— START INPUT DATA —
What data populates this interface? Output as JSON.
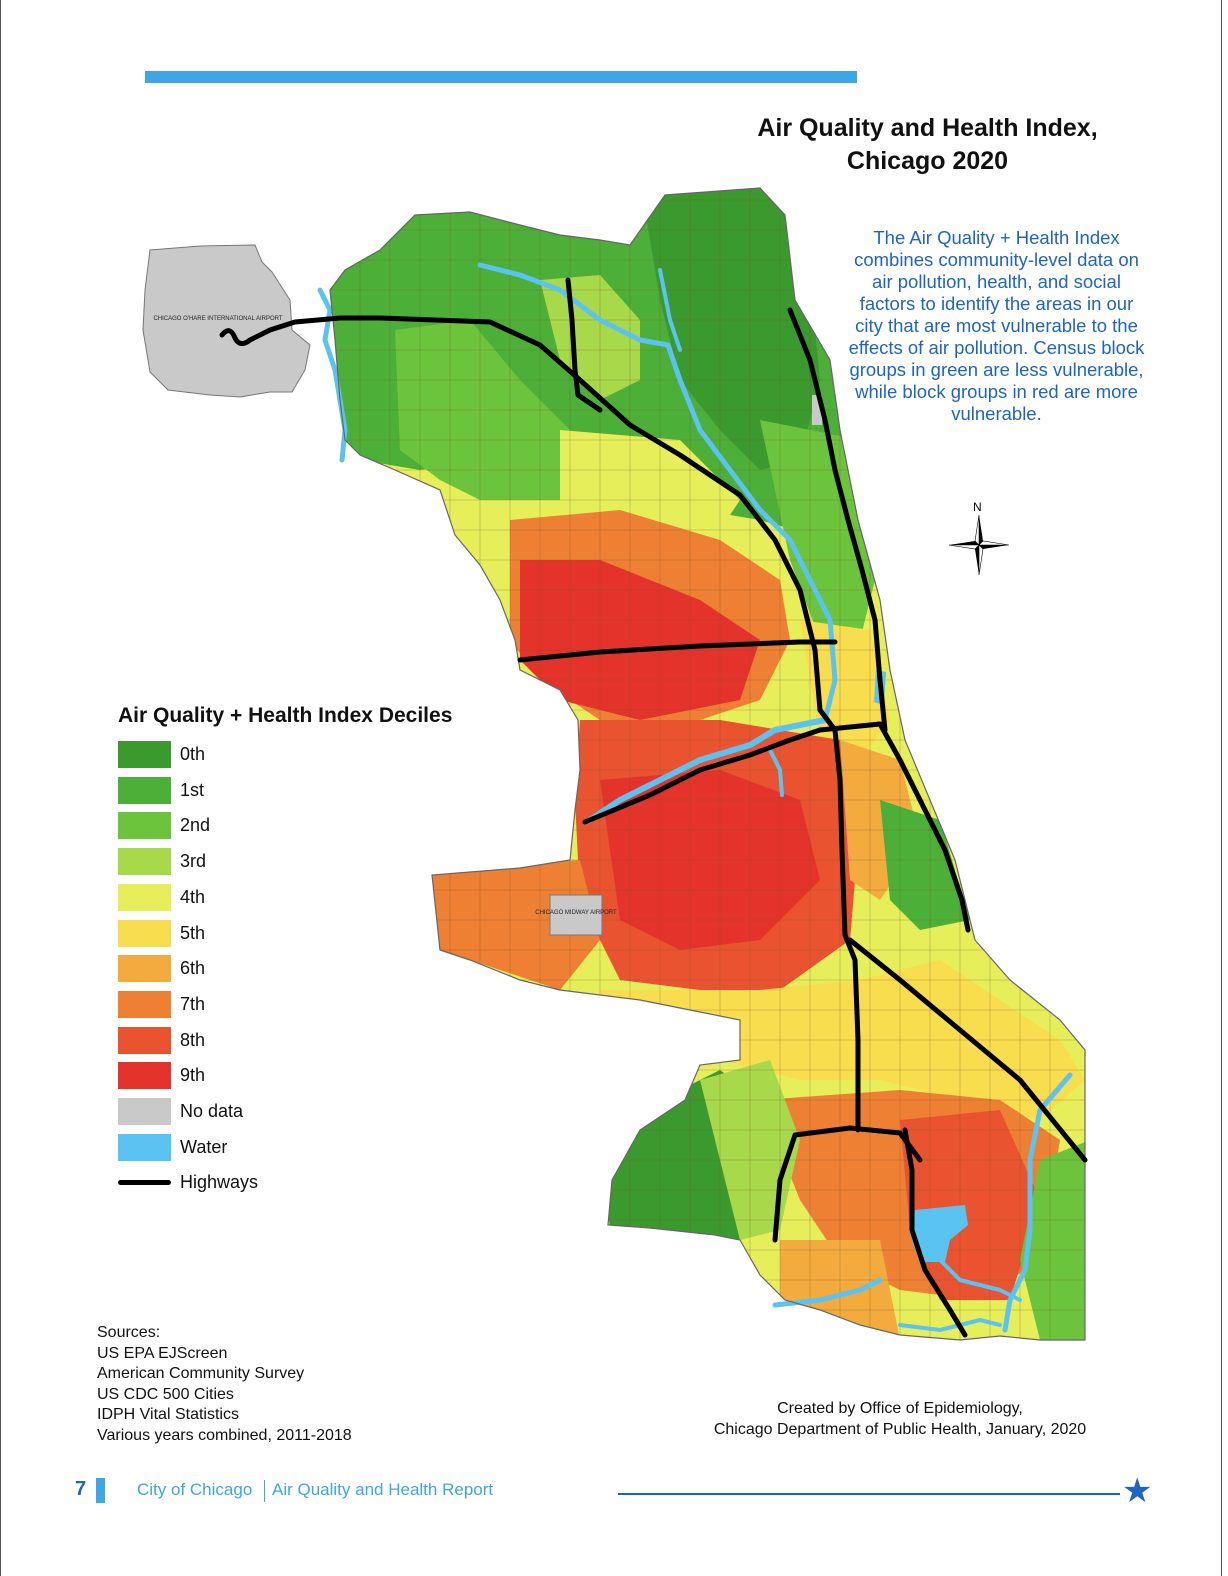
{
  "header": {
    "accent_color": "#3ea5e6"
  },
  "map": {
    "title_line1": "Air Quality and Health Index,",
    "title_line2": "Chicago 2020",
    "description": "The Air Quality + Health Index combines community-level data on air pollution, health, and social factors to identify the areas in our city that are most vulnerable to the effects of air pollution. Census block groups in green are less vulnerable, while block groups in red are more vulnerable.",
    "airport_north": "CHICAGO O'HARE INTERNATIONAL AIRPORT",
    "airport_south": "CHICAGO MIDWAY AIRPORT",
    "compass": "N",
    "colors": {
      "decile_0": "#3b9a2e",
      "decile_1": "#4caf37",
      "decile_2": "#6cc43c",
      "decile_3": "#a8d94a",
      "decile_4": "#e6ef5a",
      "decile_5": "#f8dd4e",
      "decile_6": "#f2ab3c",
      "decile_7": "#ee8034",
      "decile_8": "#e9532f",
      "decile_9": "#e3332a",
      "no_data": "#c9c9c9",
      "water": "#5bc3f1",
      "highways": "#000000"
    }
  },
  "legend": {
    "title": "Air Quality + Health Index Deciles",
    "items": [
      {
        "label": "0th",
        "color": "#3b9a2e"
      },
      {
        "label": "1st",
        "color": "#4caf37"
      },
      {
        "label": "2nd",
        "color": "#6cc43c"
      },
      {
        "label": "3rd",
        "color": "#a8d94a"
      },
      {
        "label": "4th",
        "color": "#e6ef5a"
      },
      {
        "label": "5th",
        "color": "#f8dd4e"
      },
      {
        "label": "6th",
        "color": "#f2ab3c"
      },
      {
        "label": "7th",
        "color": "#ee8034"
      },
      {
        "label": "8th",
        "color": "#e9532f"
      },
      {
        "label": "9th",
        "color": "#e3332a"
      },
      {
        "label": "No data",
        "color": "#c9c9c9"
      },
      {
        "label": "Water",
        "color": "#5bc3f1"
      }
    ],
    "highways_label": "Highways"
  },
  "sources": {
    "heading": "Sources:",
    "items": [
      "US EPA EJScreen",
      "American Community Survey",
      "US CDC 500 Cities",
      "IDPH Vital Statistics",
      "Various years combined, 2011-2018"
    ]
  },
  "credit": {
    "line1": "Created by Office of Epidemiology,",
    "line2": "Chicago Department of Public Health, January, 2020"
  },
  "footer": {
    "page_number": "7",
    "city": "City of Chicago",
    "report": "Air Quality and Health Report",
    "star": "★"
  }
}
— END INPUT DATA —
▶ [PROBLEM REQUIREMENTS] From the material above, copy each line that includes the word "city".

▶ [CORRECT OUTPUT]
    "description": "The Air Quality + Health Index combines community-level data on air pollution, health, and social factors to identify the areas in our city that are most vulnerable to the effects of air pollution. Census block groups in green are less vulnerable, while block groups in red are more vulnerable.",
    "city": "City of Chicago",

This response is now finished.